Records from a data source:
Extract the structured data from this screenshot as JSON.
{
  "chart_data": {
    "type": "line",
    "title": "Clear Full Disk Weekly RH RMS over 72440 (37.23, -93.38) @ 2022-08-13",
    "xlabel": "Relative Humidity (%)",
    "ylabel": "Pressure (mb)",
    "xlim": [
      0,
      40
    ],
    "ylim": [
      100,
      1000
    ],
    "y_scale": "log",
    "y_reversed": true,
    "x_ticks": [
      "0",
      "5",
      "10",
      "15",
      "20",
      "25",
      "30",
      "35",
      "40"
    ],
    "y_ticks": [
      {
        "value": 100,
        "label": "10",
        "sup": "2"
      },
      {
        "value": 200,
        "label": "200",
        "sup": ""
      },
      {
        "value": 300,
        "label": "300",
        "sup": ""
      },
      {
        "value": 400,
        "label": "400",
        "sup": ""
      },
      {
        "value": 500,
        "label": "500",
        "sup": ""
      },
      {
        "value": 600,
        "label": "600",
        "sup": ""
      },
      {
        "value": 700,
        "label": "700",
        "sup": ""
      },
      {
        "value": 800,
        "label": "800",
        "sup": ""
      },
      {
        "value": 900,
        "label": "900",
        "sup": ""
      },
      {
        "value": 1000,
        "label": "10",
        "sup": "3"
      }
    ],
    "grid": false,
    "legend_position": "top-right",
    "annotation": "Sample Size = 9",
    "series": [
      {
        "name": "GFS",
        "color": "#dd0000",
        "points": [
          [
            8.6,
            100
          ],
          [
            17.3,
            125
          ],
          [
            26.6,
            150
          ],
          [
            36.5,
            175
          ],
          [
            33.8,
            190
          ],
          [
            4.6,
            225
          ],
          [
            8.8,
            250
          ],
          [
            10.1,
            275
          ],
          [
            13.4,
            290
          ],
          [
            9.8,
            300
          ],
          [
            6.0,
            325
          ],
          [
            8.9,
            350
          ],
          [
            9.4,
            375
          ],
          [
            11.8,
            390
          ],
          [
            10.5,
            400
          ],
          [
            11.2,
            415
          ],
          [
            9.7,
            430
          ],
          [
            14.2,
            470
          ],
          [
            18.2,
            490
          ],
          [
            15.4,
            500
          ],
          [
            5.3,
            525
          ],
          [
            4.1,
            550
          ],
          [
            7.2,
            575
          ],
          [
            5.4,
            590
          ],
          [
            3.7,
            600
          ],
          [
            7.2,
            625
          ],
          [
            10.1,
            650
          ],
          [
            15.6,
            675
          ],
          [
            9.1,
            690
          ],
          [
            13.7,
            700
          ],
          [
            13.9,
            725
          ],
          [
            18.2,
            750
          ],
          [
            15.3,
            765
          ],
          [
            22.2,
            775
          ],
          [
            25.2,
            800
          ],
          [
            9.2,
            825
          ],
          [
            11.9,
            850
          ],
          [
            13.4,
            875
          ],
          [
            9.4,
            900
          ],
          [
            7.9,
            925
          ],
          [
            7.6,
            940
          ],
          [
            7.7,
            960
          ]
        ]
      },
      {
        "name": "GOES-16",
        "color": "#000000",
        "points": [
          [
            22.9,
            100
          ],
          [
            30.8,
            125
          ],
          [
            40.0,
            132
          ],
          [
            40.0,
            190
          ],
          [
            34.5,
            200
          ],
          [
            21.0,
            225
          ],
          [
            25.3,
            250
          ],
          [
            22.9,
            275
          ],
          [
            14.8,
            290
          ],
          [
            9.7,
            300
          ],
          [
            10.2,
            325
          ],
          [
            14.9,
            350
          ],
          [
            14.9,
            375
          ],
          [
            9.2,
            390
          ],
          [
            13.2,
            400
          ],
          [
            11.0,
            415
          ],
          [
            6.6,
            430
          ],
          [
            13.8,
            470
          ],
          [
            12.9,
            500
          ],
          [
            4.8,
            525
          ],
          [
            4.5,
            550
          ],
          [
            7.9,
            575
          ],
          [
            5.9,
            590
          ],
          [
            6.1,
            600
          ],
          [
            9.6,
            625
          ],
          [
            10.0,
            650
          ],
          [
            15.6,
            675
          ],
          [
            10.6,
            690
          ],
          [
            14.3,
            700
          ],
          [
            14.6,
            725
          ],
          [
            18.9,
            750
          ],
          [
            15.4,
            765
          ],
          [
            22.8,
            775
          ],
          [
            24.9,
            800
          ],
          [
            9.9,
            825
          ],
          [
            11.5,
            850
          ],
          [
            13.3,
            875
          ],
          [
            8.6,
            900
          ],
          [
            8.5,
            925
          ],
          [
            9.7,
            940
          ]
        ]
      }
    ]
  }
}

Written task —
Output all of the data above without any alteration.

Final result —
Extract the structured data from this screenshot as JSON.
{
  "chart_data": {
    "type": "line",
    "title": "Clear Full Disk Weekly RH RMS over 72440 (37.23, -93.38) @ 2022-08-13",
    "xlabel": "Relative Humidity (%)",
    "ylabel": "Pressure (mb)",
    "xlim": [
      0,
      40
    ],
    "ylim": [
      100,
      1000
    ],
    "y_scale": "log",
    "y_reversed": true,
    "x_ticks": [
      "0",
      "5",
      "10",
      "15",
      "20",
      "25",
      "30",
      "35",
      "40"
    ],
    "y_ticks": [
      {
        "value": 100,
        "label": "10",
        "sup": "2"
      },
      {
        "value": 200,
        "label": "200",
        "sup": ""
      },
      {
        "value": 300,
        "label": "300",
        "sup": ""
      },
      {
        "value": 400,
        "label": "400",
        "sup": ""
      },
      {
        "value": 500,
        "label": "500",
        "sup": ""
      },
      {
        "value": 600,
        "label": "600",
        "sup": ""
      },
      {
        "value": 700,
        "label": "700",
        "sup": ""
      },
      {
        "value": 800,
        "label": "800",
        "sup": ""
      },
      {
        "value": 900,
        "label": "900",
        "sup": ""
      },
      {
        "value": 1000,
        "label": "10",
        "sup": "3"
      }
    ],
    "grid": false,
    "legend_position": "top-right",
    "annotation": "Sample Size = 9",
    "series": [
      {
        "name": "GFS",
        "color": "#dd0000",
        "points": [
          [
            8.6,
            100
          ],
          [
            17.3,
            125
          ],
          [
            26.6,
            150
          ],
          [
            36.5,
            175
          ],
          [
            33.8,
            190
          ],
          [
            4.6,
            225
          ],
          [
            8.8,
            250
          ],
          [
            10.1,
            275
          ],
          [
            13.4,
            290
          ],
          [
            9.8,
            300
          ],
          [
            6.0,
            325
          ],
          [
            8.9,
            350
          ],
          [
            9.4,
            375
          ],
          [
            11.8,
            390
          ],
          [
            10.5,
            400
          ],
          [
            11.2,
            415
          ],
          [
            9.7,
            430
          ],
          [
            14.2,
            470
          ],
          [
            18.2,
            490
          ],
          [
            15.4,
            500
          ],
          [
            5.3,
            525
          ],
          [
            4.1,
            550
          ],
          [
            7.2,
            575
          ],
          [
            5.4,
            590
          ],
          [
            3.7,
            600
          ],
          [
            7.2,
            625
          ],
          [
            10.1,
            650
          ],
          [
            15.6,
            675
          ],
          [
            9.1,
            690
          ],
          [
            13.7,
            700
          ],
          [
            13.9,
            725
          ],
          [
            18.2,
            750
          ],
          [
            15.3,
            765
          ],
          [
            22.2,
            775
          ],
          [
            25.2,
            800
          ],
          [
            9.2,
            825
          ],
          [
            11.9,
            850
          ],
          [
            13.4,
            875
          ],
          [
            9.4,
            900
          ],
          [
            7.9,
            925
          ],
          [
            7.6,
            940
          ],
          [
            7.7,
            960
          ]
        ]
      },
      {
        "name": "GOES-16",
        "color": "#000000",
        "points": [
          [
            22.9,
            100
          ],
          [
            30.8,
            125
          ],
          [
            40.0,
            132
          ],
          [
            40.0,
            190
          ],
          [
            34.5,
            200
          ],
          [
            21.0,
            225
          ],
          [
            25.3,
            250
          ],
          [
            22.9,
            275
          ],
          [
            14.8,
            290
          ],
          [
            9.7,
            300
          ],
          [
            10.2,
            325
          ],
          [
            14.9,
            350
          ],
          [
            14.9,
            375
          ],
          [
            9.2,
            390
          ],
          [
            13.2,
            400
          ],
          [
            11.0,
            415
          ],
          [
            6.6,
            430
          ],
          [
            13.8,
            470
          ],
          [
            12.9,
            500
          ],
          [
            4.8,
            525
          ],
          [
            4.5,
            550
          ],
          [
            7.9,
            575
          ],
          [
            5.9,
            590
          ],
          [
            6.1,
            600
          ],
          [
            9.6,
            625
          ],
          [
            10.0,
            650
          ],
          [
            15.6,
            675
          ],
          [
            10.6,
            690
          ],
          [
            14.3,
            700
          ],
          [
            14.6,
            725
          ],
          [
            18.9,
            750
          ],
          [
            15.4,
            765
          ],
          [
            22.8,
            775
          ],
          [
            24.9,
            800
          ],
          [
            9.9,
            825
          ],
          [
            11.5,
            850
          ],
          [
            13.3,
            875
          ],
          [
            8.6,
            900
          ],
          [
            8.5,
            925
          ],
          [
            9.7,
            940
          ]
        ]
      }
    ]
  }
}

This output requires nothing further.